Count, in the entries, the lines with "water". Answer with the number only.

Dataset items
:::

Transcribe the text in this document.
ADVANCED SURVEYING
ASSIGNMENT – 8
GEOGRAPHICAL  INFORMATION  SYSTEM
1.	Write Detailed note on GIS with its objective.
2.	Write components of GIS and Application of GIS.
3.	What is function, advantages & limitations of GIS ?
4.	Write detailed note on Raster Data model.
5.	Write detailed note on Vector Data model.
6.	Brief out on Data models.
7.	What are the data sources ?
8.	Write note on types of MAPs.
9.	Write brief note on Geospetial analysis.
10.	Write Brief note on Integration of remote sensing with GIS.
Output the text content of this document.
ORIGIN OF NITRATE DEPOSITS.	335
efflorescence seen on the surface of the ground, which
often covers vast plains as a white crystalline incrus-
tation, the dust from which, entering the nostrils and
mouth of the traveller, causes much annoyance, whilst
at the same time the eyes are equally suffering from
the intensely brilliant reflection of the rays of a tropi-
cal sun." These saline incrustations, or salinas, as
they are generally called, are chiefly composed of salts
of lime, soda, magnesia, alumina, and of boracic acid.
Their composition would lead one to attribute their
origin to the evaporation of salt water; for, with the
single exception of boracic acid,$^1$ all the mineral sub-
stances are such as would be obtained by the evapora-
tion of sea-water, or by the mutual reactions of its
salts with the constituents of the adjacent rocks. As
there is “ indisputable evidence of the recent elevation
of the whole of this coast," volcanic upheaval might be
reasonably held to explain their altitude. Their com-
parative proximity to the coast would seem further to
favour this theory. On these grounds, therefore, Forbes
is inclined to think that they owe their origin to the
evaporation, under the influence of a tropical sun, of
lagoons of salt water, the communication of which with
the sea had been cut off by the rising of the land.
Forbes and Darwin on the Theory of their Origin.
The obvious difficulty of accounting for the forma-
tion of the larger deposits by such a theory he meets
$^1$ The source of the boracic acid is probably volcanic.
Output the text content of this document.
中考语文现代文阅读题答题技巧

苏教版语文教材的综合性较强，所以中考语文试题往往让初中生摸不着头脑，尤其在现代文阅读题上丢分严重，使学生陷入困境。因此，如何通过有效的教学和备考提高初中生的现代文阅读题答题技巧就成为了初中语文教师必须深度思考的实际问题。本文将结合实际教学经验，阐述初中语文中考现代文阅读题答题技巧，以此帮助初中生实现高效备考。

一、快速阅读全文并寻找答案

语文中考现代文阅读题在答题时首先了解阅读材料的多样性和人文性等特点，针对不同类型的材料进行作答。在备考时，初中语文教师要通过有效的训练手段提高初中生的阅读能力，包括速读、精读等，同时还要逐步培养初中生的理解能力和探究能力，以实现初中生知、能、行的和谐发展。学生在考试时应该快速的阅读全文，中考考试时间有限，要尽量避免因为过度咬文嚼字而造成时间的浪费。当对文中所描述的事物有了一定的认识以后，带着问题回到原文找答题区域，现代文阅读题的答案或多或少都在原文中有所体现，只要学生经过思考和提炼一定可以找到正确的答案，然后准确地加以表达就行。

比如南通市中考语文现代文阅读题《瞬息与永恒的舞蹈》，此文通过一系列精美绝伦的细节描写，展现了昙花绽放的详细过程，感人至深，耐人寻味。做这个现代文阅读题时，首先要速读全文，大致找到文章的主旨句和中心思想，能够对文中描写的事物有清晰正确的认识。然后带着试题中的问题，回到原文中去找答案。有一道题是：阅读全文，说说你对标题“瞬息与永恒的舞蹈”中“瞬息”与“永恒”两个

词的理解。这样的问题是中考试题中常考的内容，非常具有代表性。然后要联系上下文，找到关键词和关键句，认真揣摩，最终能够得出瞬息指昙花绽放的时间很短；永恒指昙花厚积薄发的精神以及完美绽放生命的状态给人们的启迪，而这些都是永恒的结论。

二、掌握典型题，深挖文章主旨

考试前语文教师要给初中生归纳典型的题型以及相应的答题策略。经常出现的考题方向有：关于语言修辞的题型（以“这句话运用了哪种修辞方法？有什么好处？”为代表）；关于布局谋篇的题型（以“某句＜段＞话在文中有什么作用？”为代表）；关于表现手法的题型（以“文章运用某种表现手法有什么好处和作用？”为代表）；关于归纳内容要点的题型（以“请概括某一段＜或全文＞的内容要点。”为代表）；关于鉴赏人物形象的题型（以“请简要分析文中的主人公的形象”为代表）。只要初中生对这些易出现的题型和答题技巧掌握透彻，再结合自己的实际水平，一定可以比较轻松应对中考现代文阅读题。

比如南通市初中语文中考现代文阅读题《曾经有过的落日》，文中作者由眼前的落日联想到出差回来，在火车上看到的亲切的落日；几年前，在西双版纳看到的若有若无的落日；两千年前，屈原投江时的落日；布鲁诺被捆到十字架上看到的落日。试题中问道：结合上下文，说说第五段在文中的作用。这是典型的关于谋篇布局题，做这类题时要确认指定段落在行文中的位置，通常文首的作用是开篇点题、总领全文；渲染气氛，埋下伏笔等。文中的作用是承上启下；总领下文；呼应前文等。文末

:::

# Finished exercise
3